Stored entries

* Begin *

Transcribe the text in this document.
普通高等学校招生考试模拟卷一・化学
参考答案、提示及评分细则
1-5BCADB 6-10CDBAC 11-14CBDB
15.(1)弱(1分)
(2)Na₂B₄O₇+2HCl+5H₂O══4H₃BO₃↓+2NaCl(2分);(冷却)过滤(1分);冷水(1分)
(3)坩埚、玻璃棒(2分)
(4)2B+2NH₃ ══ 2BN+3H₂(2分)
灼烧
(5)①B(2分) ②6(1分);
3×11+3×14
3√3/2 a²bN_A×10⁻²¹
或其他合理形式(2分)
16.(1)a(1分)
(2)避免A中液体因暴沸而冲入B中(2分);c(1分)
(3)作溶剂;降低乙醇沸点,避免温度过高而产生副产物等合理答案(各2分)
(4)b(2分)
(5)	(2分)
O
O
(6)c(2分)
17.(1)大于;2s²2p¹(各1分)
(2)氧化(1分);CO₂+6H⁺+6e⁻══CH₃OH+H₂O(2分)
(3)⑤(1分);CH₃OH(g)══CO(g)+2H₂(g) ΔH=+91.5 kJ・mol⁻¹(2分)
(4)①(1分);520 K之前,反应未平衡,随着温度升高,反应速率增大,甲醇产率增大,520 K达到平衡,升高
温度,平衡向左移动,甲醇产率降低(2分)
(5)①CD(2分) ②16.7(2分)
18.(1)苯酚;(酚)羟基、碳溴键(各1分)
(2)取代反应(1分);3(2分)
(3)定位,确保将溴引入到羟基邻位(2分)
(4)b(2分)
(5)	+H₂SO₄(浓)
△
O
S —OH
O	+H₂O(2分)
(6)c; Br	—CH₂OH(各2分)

* End *

Stated problem:
List each line of the records that holds the string "CH₃OH".

Answer to the task:
(2)氧化(1分);CO₂+6H⁺+6e⁻══CH₃OH+H₂O(2分)
(3)⑤(1分);CH₃OH(g)══CO(g)+2H₂(g) ΔH=+91.5 kJ・mol⁻¹(2分)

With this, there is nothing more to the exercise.